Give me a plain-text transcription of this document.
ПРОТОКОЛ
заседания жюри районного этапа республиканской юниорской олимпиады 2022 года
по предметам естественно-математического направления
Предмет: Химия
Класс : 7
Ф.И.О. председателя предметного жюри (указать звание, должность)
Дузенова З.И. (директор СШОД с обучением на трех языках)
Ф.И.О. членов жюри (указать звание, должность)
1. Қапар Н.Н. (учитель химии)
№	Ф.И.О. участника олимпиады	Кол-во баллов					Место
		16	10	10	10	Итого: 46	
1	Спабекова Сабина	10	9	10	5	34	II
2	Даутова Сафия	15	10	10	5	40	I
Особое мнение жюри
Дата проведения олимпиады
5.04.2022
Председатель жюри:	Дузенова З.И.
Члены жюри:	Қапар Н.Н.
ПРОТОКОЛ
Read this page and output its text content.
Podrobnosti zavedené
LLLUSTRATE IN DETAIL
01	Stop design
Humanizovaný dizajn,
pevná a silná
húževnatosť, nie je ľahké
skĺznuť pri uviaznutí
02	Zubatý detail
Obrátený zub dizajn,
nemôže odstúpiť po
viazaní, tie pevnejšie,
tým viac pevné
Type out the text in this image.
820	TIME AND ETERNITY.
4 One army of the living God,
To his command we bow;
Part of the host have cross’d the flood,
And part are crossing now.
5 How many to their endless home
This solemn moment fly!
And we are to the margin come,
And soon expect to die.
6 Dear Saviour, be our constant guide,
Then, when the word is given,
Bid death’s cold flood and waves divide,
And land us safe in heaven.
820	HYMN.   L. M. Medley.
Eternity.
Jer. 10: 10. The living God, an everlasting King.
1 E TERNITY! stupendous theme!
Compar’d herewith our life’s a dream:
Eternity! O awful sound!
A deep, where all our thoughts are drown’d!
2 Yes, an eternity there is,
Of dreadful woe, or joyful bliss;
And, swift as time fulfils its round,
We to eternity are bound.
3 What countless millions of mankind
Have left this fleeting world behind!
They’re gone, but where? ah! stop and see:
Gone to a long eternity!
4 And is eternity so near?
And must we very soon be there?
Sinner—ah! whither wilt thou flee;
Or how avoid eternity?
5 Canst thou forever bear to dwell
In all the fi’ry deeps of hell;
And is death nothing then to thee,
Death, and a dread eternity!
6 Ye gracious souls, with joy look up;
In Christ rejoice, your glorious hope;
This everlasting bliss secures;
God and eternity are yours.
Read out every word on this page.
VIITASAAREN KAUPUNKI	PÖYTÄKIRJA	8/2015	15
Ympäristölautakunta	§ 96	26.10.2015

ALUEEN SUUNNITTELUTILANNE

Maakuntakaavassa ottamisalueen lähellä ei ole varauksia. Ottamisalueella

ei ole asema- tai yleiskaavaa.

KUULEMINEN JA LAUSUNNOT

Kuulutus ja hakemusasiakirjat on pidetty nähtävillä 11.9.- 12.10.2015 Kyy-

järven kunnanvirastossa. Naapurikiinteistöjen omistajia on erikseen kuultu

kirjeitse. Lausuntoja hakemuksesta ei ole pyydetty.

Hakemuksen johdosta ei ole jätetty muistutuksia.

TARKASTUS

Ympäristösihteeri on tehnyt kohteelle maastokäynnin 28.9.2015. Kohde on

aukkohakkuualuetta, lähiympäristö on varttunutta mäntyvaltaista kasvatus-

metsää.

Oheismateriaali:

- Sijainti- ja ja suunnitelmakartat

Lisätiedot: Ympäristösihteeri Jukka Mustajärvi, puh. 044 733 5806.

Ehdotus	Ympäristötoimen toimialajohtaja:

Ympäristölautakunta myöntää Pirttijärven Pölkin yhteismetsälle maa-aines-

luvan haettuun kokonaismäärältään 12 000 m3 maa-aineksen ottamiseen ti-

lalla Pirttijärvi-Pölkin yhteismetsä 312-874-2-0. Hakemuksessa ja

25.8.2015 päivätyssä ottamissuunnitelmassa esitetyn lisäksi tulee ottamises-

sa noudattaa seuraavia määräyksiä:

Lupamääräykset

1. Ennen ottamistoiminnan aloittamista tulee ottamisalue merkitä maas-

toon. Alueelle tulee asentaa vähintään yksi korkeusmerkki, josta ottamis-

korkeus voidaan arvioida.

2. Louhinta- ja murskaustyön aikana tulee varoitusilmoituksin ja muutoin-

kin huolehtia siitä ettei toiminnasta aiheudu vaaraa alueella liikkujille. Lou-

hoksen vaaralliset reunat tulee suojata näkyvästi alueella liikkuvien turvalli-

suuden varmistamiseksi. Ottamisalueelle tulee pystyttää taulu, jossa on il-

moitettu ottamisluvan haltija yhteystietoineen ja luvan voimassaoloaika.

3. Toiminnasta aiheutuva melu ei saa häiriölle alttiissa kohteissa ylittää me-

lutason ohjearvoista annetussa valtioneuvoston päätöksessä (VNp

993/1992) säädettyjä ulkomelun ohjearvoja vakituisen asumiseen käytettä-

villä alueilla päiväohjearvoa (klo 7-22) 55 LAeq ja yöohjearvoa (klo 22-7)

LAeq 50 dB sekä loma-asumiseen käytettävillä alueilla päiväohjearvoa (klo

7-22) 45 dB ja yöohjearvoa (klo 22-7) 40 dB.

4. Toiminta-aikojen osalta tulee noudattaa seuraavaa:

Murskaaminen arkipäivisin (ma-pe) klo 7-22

What you need to do
Quote the data in full, keeping each word unchanged.

Task answer
Give me a plain-text transcription of this document.
ПРОТОКОЛ
заседания жюри районного этапа республиканской юниорской олимпиады 2022 года
по предметам естественно-математического направления
Предмет: Химия
Класс : 7
Ф.И.О. председателя предметного жюри (указать звание, должность)
Дузенова З.И. (директор СШОД с обучением на трех языках)
Ф.И.О. членов жюри (указать звание, должность)
1. Қапар Н.Н. (учитель химии)
№	Ф.И.О. участника олимпиады	Кол-во баллов					Место
		16	10	10	10	Итого: 46	
1	Спабекова Сабина	10	9	10	5	34	II
2	Даутова Сафия	15	10	10	5	40	I
Особое мнение жюри
Дата проведения олимпиады
5.04.2022
Председатель жюри:	Дузенова З.И.
Члены жюри:	Қапар Н.Н.
ПРОТОКОЛ
Read this page and output its text content.
Podrobnosti zavedené
LLLUSTRATE IN DETAIL
01	Stop design
Humanizovaný dizajn,
pevná a silná
húževnatosť, nie je ľahké
skĺznuť pri uviaznutí
02	Zubatý detail
Obrátený zub dizajn,
nemôže odstúpiť po
viazaní, tie pevnejšie,
tým viac pevné
Type out the text in this image.
820	TIME AND ETERNITY.
4 One army of the living God,
To his command we bow;
Part of the host have cross’d the flood,
And part are crossing now.
5 How many to their endless home
This solemn moment fly!
And we are to the margin come,
And soon expect to die.
6 Dear Saviour, be our constant guide,
Then, when the word is given,
Bid death’s cold flood and waves divide,
And land us safe in heaven.
820	HYMN.   L. M. Medley.
Eternity.
Jer. 10: 10. The living God, an everlasting King.
1 E TERNITY! stupendous theme!
Compar’d herewith our life’s a dream:
Eternity! O awful sound!
A deep, where all our thoughts are drown’d!
2 Yes, an eternity there is,
Of dreadful woe, or joyful bliss;
And, swift as time fulfils its round,
We to eternity are bound.
3 What countless millions of mankind
Have left this fleeting world behind!
They’re gone, but where? ah! stop and see:
Gone to a long eternity!
4 And is eternity so near?
And must we very soon be there?
Sinner—ah! whither wilt thou flee;
Or how avoid eternity?
5 Canst thou forever bear to dwell
In all the fi’ry deeps of hell;
And is death nothing then to thee,
Death, and a dread eternity!
6 Ye gracious souls, with joy look up;
In Christ rejoice, your glorious hope;
This everlasting bliss secures;
God and eternity are yours.
Read out every word on this page.
VIITASAAREN KAUPUNKI	PÖYTÄKIRJA	8/2015	15
Ympäristölautakunta	§ 96	26.10.2015

ALUEEN SUUNNITTELUTILANNE

Maakuntakaavassa ottamisalueen lähellä ei ole varauksia. Ottamisalueella

ei ole asema- tai yleiskaavaa.

KUULEMINEN JA LAUSUNNOT

Kuulutus ja hakemusasiakirjat on pidetty nähtävillä 11.9.- 12.10.2015 Kyy-

järven kunnanvirastossa. Naapurikiinteistöjen omistajia on erikseen kuultu

kirjeitse. Lausuntoja hakemuksesta ei ole pyydetty.

Hakemuksen johdosta ei ole jätetty muistutuksia.

TARKASTUS

Ympäristösihteeri on tehnyt kohteelle maastokäynnin 28.9.2015. Kohde on

aukkohakkuualuetta, lähiympäristö on varttunutta mäntyvaltaista kasvatus-

metsää.

Oheismateriaali:

- Sijainti- ja ja suunnitelmakartat

Lisätiedot: Ympäristösihteeri Jukka Mustajärvi, puh. 044 733 5806.

Ehdotus	Ympäristötoimen toimialajohtaja:

Ympäristölautakunta myöntää Pirttijärven Pölkin yhteismetsälle maa-aines-

luvan haettuun kokonaismäärältään 12 000 m3 maa-aineksen ottamiseen ti-

lalla Pirttijärvi-Pölkin yhteismetsä 312-874-2-0. Hakemuksessa ja

25.8.2015 päivätyssä ottamissuunnitelmassa esitetyn lisäksi tulee ottamises-

sa noudattaa seuraavia määräyksiä:

Lupamääräykset

1. Ennen ottamistoiminnan aloittamista tulee ottamisalue merkitä maas-

toon. Alueelle tulee asentaa vähintään yksi korkeusmerkki, josta ottamis-

korkeus voidaan arvioida.

2. Louhinta- ja murskaustyön aikana tulee varoitusilmoituksin ja muutoin-

kin huolehtia siitä ettei toiminnasta aiheudu vaaraa alueella liikkujille. Lou-

hoksen vaaralliset reunat tulee suojata näkyvästi alueella liikkuvien turvalli-

suuden varmistamiseksi. Ottamisalueelle tulee pystyttää taulu, jossa on il-

moitettu ottamisluvan haltija yhteystietoineen ja luvan voimassaoloaika.

3. Toiminnasta aiheutuva melu ei saa häiriölle alttiissa kohteissa ylittää me-

lutason ohjearvoista annetussa valtioneuvoston päätöksessä (VNp

993/1992) säädettyjä ulkomelun ohjearvoja vakituisen asumiseen käytettä-

villä alueilla päiväohjearvoa (klo 7-22) 55 LAeq ja yöohjearvoa (klo 22-7)

LAeq 50 dB sekä loma-asumiseen käytettävillä alueilla päiväohjearvoa (klo

7-22) 45 dB ja yöohjearvoa (klo 22-7) 40 dB.

4. Toiminta-aikojen osalta tulee noudattaa seuraavaa:

Murskaaminen arkipäivisin (ma-pe) klo 7-22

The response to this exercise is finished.